**What to work on**:
Convert every row below into a JSON list of strings, one string per line, leaving out blank lines.

**Listing**:
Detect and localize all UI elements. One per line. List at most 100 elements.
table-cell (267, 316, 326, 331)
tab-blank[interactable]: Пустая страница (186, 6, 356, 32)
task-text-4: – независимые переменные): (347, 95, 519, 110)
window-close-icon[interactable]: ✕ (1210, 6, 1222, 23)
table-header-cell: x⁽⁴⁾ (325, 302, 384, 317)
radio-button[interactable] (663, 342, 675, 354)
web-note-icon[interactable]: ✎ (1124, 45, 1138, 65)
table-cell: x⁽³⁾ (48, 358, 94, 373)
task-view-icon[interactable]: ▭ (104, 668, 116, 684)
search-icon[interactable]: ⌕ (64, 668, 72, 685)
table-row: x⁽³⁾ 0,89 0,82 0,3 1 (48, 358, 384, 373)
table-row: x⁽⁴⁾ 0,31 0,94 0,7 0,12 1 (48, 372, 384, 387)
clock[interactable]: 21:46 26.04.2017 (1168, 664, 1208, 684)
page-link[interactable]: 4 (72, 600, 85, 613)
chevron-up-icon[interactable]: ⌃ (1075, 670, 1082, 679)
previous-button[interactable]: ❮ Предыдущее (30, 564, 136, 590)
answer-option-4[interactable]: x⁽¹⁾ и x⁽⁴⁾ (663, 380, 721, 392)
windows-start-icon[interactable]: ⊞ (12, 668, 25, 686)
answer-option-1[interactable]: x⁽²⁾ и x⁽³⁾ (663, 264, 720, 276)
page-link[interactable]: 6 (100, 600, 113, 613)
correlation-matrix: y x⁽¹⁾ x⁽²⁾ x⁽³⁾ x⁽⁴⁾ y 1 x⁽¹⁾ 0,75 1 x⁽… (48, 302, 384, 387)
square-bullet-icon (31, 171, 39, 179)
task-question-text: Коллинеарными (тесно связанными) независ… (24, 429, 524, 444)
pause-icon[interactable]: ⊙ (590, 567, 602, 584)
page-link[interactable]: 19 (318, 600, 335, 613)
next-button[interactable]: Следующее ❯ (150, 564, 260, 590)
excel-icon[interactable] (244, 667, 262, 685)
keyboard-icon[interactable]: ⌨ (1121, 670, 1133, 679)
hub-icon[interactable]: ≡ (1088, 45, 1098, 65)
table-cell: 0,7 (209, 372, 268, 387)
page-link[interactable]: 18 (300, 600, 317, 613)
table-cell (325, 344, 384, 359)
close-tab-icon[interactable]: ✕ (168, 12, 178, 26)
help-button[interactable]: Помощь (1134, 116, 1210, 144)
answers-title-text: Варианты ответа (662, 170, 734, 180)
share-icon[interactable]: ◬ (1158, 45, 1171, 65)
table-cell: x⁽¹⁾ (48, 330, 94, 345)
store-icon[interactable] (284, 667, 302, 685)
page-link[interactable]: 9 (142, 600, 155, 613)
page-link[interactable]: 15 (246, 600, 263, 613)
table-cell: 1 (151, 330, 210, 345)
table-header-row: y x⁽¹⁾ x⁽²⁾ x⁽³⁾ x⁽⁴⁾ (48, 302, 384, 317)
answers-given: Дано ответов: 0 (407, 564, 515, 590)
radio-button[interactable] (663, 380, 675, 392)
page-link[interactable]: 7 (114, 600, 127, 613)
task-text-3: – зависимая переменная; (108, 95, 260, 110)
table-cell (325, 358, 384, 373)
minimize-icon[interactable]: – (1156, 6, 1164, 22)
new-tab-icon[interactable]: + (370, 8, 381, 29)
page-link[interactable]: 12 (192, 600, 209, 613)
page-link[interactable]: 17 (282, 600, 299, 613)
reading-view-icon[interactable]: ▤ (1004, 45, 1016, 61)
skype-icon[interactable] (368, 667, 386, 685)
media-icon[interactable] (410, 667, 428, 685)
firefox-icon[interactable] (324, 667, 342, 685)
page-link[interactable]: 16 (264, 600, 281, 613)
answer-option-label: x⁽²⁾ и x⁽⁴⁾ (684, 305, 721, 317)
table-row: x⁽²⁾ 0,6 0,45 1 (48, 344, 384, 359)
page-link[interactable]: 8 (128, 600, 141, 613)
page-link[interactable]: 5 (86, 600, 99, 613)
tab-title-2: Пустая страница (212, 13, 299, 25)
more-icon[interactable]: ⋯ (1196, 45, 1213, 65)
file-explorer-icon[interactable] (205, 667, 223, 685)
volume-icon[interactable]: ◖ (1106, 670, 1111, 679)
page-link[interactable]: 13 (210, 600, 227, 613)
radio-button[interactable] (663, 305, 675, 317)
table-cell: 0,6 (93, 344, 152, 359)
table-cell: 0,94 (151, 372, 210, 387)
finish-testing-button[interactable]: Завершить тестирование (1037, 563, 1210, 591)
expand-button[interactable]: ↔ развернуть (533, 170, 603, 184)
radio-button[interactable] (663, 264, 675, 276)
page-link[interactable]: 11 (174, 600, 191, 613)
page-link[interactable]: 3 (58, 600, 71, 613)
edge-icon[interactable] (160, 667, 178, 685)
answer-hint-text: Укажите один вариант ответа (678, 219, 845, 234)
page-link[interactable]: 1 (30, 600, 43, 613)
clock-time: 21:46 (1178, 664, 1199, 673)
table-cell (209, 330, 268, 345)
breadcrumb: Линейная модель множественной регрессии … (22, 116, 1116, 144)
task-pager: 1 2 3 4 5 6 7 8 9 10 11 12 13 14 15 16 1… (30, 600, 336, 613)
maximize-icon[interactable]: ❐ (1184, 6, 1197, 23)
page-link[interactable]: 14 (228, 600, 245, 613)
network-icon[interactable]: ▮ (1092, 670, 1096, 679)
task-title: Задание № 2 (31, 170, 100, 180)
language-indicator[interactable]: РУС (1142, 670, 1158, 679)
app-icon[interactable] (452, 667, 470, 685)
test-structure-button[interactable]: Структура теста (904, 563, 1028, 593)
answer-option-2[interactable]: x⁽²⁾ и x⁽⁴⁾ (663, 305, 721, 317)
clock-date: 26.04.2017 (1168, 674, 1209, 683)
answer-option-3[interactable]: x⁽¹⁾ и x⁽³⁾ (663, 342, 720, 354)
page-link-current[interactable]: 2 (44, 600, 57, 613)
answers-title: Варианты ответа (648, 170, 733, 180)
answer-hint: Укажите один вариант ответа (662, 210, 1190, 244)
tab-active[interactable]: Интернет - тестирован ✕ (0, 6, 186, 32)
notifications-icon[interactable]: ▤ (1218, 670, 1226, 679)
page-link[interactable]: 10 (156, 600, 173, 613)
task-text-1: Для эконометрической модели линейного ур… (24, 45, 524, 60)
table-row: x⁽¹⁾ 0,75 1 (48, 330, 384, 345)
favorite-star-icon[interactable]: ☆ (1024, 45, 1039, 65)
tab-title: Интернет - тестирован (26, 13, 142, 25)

**Complete response**:
[
  "Detect and localize all UI elements. One per line. List at most 100 elements.",
  "table-cell (267, 316, 326, 331)",
  "tab-blank[interactable]: Пустая страница (186, 6, 356, 32)",
  "task-text-4: – независимые переменные): (347, 95, 519, 110)",
  "window-close-icon[interactable]: ✕ (1210, 6, 1222, 23)",
  "table-header-cell: x⁽⁴⁾ (325, 302, 384, 317)",
  "radio-button[interactable] (663, 342, 675, 354)",
  "web-note-icon[interactable]: ✎ (1124, 45, 1138, 65)",
  "table-cell: x⁽³⁾ (48, 358, 94, 373)",
  "task-view-icon[interactable]: ▭ (104, 668, 116, 684)",
  "search-icon[interactable]: ⌕ (64, 668, 72, 685)",
  "table-row: x⁽³⁾ 0,89 0,82 0,3 1 (48, 358, 384, 373)",
  "table-row: x⁽⁴⁾ 0,31 0,94 0,7 0,12 1 (48, 372, 384, 387)",
  "clock[interactable]: 21:46 26.04.2017 (1168, 664, 1208, 684)",
  "page-link[interactable]: 4 (72, 600, 85, 613)",
  "chevron-up-icon[interactable]: ⌃ (1075, 670, 1082, 679)",
  "previous-button[interactable]: ❮ Предыдущее (30, 564, 136, 590)",
  "answer-option-4[interactable]: x⁽¹⁾ и x⁽⁴⁾ (663, 380, 721, 392)",
  "windows-start-icon[interactable]: ⊞ (12, 668, 25, 686)",
  "answer-option-1[interactable]: x⁽²⁾ и x⁽³⁾ (663, 264, 720, 276)",
  "page-link[interactable]: 6 (100, 600, 113, 613)",
  "correlation-matrix: y x⁽¹⁾ x⁽²⁾ x⁽³⁾ x⁽⁴⁾ y 1 x⁽¹⁾ 0,75 1 x⁽… (48, 302, 384, 387)",
  "square-bullet-icon (31, 171, 39, 179)",
  "task-question-text: Коллинеарными (тесно связанными) независ… (24, 429, 524, 444)",
  "pause-icon[interactable]: ⊙ (590, 567, 602, 584)",
  "page-link[interactable]: 19 (318, 600, 335, 613)",
  "next-button[interactable]: Следующее ❯ (150, 564, 260, 590)",
  "excel-icon[interactable] (244, 667, 262, 685)",
  "keyboard-icon[interactable]: ⌨ (1121, 670, 1133, 679)",
  "hub-icon[interactable]: ≡ (1088, 45, 1098, 65)",
  "table-cell: 0,7 (209, 372, 268, 387)",
  "page-link[interactable]: 18 (300, 600, 317, 613)",
  "table-cell (325, 344, 384, 359)",
  "close-tab-icon[interactable]: ✕ (168, 12, 178, 26)",
  "help-button[interactable]: Помощь (1134, 116, 1210, 144)",
  "answers-title-text: Варианты ответа (662, 170, 734, 180)",
  "share-icon[interactable]: ◬ (1158, 45, 1171, 65)",
  "table-cell: x⁽¹⁾ (48, 330, 94, 345)",
  "store-icon[interactable] (284, 667, 302, 685)",
  "page-link[interactable]: 9 (142, 600, 155, 613)",
  "page-link[interactable]: 15 (246, 600, 263, 613)",
  "table-cell: 1 (151, 330, 210, 345)",
  "table-header-row: y x⁽¹⁾ x⁽²⁾ x⁽³⁾ x⁽⁴⁾ (48, 302, 384, 317)",
  "answers-given: Дано ответов: 0 (407, 564, 515, 590)",
  "radio-button[interactable] (663, 380, 675, 392)",
  "page-link[interactable]: 7 (114, 600, 127, 613)",
  "task-text-3: – зависимая переменная; (108, 95, 260, 110)",
  "table-cell (325, 358, 384, 373)",
  "minimize-icon[interactable]: – (1156, 6, 1164, 22)",
  "new-tab-icon[interactable]: + (370, 8, 381, 29)",
  "page-link[interactable]: 12 (192, 600, 209, 613)",
  "page-link[interactable]: 17 (282, 600, 299, 613)",
  "reading-view-icon[interactable]: ▤ (1004, 45, 1016, 61)",
  "skype-icon[interactable] (368, 667, 386, 685)",
  "media-icon[interactable] (410, 667, 428, 685)",
  "firefox-icon[interactable] (324, 667, 342, 685)",
  "page-link[interactable]: 16 (264, 600, 281, 613)",
  "answer-option-label: x⁽²⁾ и x⁽⁴⁾ (684, 305, 721, 317)",
  "table-row: x⁽²⁾ 0,6 0,45 1 (48, 344, 384, 359)",
  "page-link[interactable]: 8 (128, 600, 141, 613)",
  "page-link[interactable]: 5 (86, 600, 99, 613)",
  "tab-title-2: Пустая страница (212, 13, 299, 25)",
  "more-icon[interactable]: ⋯ (1196, 45, 1213, 65)",
  "file-explorer-icon[interactable] (205, 667, 223, 685)",
  "volume-icon[interactable]: ◖ (1106, 670, 1111, 679)",
  "page-link[interactable]: 13 (210, 600, 227, 613)",
  "radio-button[interactable] (663, 305, 675, 317)",
  "table-cell: 0,6 (93, 344, 152, 359)",
  "table-cell: 0,94 (151, 372, 210, 387)",
  "finish-testing-button[interactable]: Завершить тестирование (1037, 563, 1210, 591)",
  "expand-button[interactable]: ↔ развернуть (533, 170, 603, 184)",
  "radio-button[interactable] (663, 264, 675, 276)",
  "page-link[interactable]: 11 (174, 600, 191, 613)",
  "page-link[interactable]: 3 (58, 600, 71, 613)",
  "edge-icon[interactable] (160, 667, 178, 685)",
  "answer-hint-text: Укажите один вариант ответа (678, 219, 845, 234)",
  "page-link[interactable]: 1 (30, 600, 43, 613)",
  "clock-time: 21:46 (1178, 664, 1199, 673)",
  "table-cell (209, 330, 268, 345)",
  "breadcrumb: Линейная модель множественной регрессии … (22, 116, 1116, 144)",
  "task-pager: 1 2 3 4 5 6 7 8 9 10 11 12 13 14 15 16 1… (30, 600, 336, 613)",
  "maximize-icon[interactable]: ❐ (1184, 6, 1197, 23)",
  "page-link[interactable]: 14 (228, 600, 245, 613)",
  "network-icon[interactable]: ▮ (1092, 670, 1096, 679)",
  "task-title: Задание № 2 (31, 170, 100, 180)",
  "language-indicator[interactable]: РУС (1142, 670, 1158, 679)",
  "app-icon[interactable] (452, 667, 470, 685)",
  "test-structure-button[interactable]: Структура теста (904, 563, 1028, 593)",
  "answer-option-2[interactable]: x⁽²⁾ и x⁽⁴⁾ (663, 305, 721, 317)",
  "clock-date: 26.04.2017 (1168, 674, 1209, 683)",
  "answer-option-3[interactable]: x⁽¹⁾ и x⁽³⁾ (663, 342, 720, 354)",
  "page-link-current[interactable]: 2 (44, 600, 57, 613)",
  "answers-title: Варианты ответа (648, 170, 733, 180)",
  "answer-hint: Укажите один вариант ответа (662, 210, 1190, 244)",
  "tab-active[interactable]: Интернет - тестирован ✕ (0, 6, 186, 32)",
  "notifications-icon[interactable]: ▤ (1218, 670, 1226, 679)",
  "page-link[interactable]: 10 (156, 600, 173, 613)",
  "task-text-1: Для эконометрической модели линейного ур… (24, 45, 524, 60)",
  "table-row: x⁽¹⁾ 0,75 1 (48, 330, 384, 345)",
  "favorite-star-icon[interactable]: ☆ (1024, 45, 1039, 65)",
  "tab-title: Интернет - тестирован (26, 13, 142, 25)"
]